**TASK TO COMPLETE:**
Your answer should be a single number: the count of lines that include "Question".

Stored records
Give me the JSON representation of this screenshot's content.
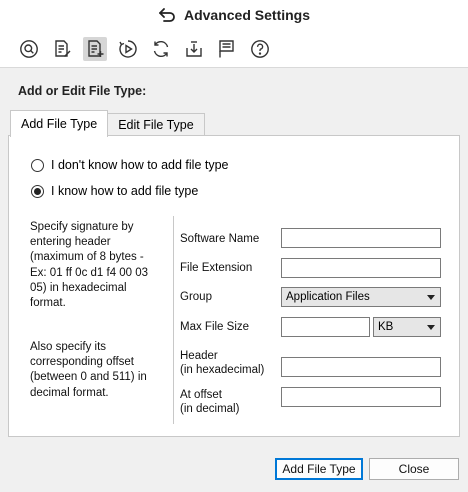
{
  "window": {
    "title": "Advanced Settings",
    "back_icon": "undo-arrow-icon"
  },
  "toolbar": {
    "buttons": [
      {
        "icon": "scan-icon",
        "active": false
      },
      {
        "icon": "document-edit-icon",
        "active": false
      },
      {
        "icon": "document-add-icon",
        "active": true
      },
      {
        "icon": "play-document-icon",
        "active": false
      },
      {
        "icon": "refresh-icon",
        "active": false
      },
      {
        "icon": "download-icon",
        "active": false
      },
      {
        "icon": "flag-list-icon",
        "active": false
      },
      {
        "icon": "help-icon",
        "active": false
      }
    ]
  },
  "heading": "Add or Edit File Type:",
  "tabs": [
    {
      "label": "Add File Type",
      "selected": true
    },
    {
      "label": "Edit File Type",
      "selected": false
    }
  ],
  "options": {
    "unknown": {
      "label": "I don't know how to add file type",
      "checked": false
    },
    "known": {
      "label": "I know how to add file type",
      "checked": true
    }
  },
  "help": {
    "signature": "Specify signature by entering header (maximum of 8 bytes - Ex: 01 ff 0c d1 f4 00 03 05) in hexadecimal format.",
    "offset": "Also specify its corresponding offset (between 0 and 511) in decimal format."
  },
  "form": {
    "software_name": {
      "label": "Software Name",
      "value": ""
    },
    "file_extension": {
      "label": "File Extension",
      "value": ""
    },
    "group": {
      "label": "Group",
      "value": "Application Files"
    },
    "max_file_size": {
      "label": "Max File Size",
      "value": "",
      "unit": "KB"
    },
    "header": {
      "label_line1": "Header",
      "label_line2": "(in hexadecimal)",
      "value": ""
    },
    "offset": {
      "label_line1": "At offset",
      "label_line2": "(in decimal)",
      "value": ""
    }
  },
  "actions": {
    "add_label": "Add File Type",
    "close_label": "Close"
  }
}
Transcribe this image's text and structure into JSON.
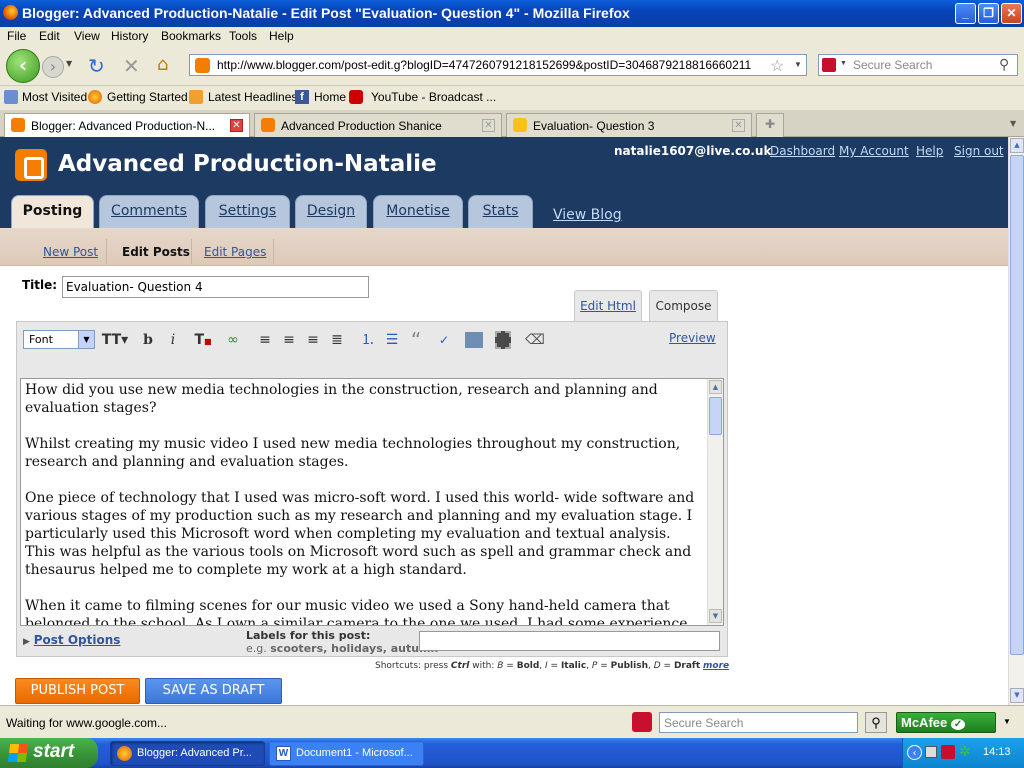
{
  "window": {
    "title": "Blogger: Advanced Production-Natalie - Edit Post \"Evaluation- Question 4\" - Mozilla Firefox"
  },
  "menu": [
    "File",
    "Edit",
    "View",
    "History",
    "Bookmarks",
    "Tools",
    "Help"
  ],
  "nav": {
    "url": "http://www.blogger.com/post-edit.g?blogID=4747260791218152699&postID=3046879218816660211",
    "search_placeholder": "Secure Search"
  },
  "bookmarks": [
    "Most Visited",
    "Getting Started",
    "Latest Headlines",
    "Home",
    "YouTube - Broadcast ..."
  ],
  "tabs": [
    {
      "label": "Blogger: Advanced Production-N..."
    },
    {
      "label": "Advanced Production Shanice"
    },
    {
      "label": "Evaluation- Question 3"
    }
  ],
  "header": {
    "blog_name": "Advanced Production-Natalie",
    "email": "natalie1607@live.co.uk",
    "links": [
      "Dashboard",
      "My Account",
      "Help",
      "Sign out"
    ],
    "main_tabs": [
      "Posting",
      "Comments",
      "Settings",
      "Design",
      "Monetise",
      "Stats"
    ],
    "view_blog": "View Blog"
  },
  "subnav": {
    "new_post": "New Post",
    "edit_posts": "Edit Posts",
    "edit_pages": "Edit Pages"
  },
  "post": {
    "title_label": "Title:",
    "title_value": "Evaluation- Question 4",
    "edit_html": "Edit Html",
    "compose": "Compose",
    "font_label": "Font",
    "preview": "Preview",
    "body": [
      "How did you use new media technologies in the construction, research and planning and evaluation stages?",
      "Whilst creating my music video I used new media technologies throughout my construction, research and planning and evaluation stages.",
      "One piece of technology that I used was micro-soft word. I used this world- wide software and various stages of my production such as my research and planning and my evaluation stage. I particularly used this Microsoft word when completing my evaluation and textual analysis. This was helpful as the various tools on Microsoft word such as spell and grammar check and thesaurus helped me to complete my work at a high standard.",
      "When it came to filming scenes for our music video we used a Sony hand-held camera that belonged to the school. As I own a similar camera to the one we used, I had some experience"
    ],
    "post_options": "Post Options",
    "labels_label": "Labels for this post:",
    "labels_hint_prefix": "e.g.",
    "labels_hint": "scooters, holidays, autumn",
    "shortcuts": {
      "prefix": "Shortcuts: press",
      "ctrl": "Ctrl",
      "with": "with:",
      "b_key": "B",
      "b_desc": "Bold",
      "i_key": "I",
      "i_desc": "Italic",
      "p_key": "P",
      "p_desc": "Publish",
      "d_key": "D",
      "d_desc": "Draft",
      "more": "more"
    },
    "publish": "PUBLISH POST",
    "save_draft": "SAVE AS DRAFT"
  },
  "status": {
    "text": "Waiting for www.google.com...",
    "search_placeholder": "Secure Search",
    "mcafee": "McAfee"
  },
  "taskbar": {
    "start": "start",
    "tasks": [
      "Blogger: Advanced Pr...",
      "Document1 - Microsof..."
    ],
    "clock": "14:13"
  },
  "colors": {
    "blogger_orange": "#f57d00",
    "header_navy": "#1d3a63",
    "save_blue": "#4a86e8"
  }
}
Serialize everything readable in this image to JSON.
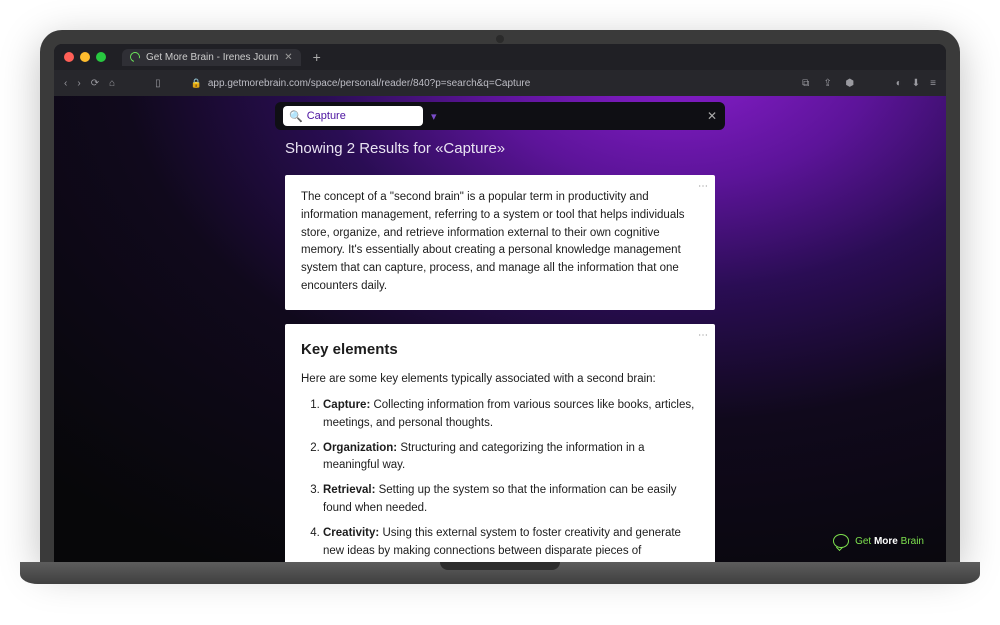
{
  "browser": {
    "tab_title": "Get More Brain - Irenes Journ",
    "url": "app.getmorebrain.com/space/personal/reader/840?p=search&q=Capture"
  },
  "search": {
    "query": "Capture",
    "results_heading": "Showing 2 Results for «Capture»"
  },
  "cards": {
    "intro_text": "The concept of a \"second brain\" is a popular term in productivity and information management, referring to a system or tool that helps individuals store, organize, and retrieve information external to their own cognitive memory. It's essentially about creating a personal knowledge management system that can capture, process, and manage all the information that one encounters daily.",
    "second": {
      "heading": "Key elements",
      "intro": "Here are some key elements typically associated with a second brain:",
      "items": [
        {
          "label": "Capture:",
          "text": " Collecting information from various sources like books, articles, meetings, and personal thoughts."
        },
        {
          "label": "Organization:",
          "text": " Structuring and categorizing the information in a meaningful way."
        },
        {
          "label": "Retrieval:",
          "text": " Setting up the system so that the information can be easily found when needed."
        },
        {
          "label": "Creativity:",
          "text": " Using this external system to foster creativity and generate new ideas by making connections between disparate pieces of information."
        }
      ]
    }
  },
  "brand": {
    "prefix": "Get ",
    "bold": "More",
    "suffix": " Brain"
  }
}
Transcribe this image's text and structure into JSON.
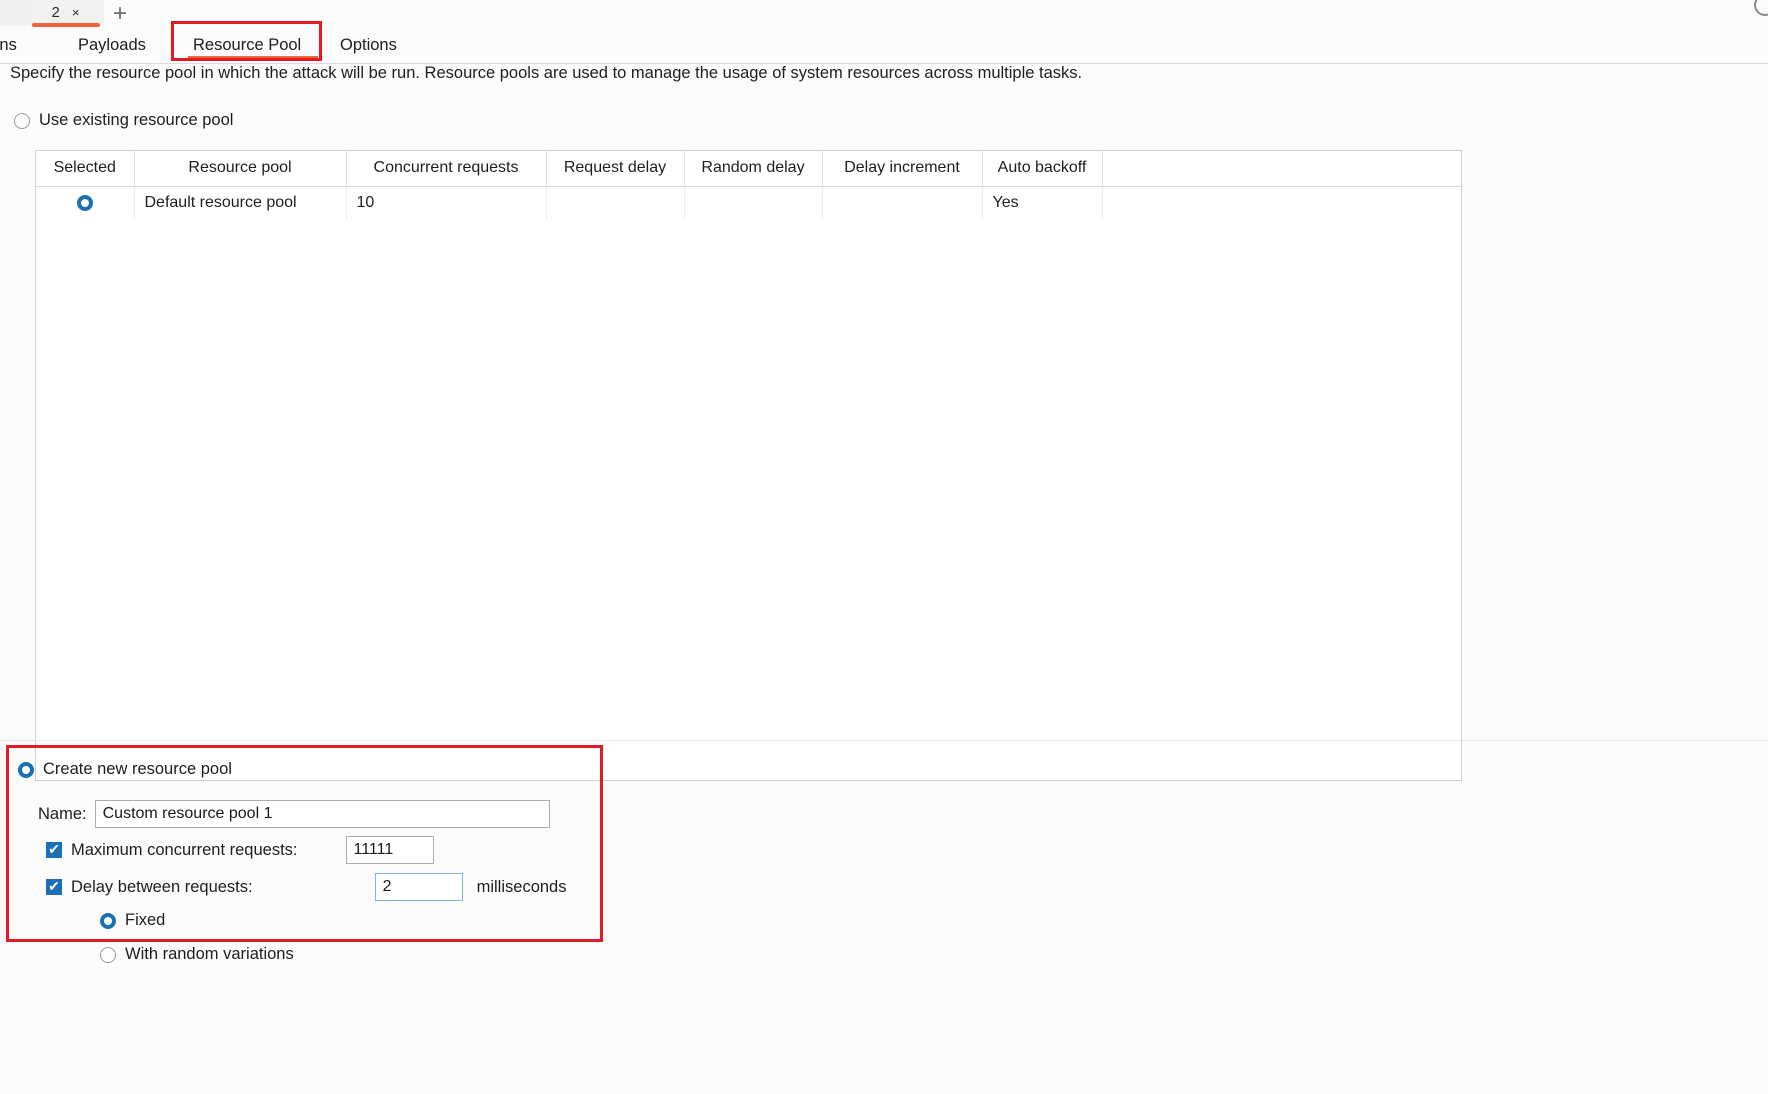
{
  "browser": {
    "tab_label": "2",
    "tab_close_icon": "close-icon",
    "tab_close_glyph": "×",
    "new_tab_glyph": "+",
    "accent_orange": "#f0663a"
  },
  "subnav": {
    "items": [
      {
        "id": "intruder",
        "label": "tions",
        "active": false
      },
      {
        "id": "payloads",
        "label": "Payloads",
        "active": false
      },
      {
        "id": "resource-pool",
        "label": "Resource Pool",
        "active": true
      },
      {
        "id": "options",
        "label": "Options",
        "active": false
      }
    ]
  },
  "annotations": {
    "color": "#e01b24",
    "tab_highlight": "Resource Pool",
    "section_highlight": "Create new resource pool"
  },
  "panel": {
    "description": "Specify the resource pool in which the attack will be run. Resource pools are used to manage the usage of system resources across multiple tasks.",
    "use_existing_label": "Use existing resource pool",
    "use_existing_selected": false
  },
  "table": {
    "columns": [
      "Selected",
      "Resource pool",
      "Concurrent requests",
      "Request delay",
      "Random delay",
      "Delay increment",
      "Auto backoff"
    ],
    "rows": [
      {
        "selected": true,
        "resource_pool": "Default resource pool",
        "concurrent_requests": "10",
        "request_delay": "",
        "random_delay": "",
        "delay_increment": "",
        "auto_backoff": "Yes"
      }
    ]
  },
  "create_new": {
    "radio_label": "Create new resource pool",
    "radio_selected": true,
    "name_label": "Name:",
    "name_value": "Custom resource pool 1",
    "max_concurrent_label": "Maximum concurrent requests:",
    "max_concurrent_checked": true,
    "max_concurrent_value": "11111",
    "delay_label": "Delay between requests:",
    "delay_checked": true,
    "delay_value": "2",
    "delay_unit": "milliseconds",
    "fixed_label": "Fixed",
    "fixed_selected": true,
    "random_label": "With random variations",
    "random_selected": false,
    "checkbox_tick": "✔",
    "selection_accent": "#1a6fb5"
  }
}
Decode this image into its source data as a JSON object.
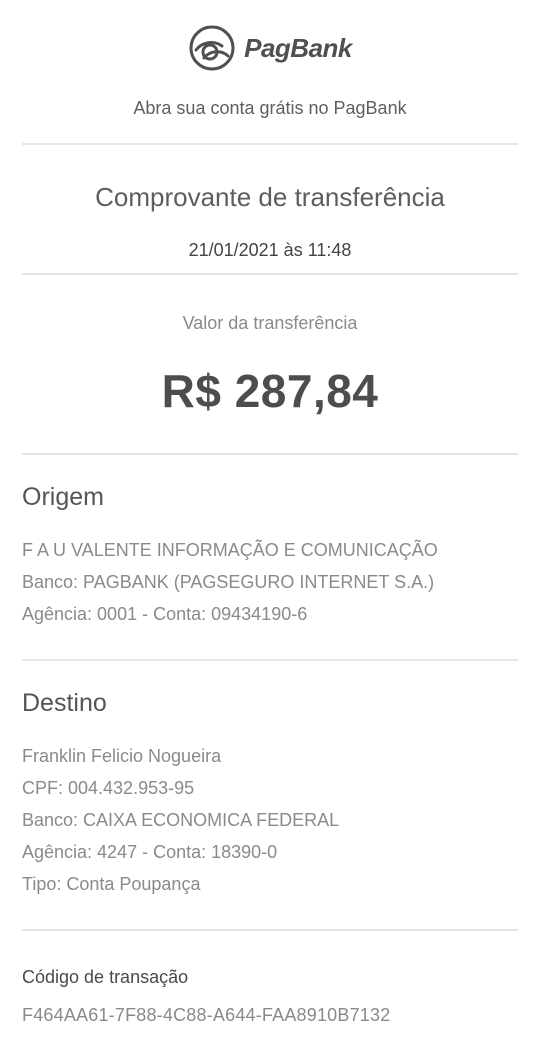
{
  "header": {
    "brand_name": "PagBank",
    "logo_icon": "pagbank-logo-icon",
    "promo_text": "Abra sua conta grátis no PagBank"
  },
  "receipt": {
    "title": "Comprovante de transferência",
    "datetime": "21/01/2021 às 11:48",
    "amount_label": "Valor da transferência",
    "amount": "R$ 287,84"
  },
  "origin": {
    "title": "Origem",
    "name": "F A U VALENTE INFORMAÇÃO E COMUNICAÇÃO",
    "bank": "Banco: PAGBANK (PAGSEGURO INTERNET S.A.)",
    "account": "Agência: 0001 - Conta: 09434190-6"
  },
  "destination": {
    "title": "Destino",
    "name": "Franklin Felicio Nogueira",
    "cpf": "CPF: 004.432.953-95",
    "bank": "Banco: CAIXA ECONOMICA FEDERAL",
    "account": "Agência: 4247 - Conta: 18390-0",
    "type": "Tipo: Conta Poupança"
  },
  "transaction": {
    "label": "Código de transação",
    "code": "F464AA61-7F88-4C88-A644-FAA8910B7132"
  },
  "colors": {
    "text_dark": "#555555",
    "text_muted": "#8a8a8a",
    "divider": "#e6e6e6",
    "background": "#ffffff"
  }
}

**REPLY:**
3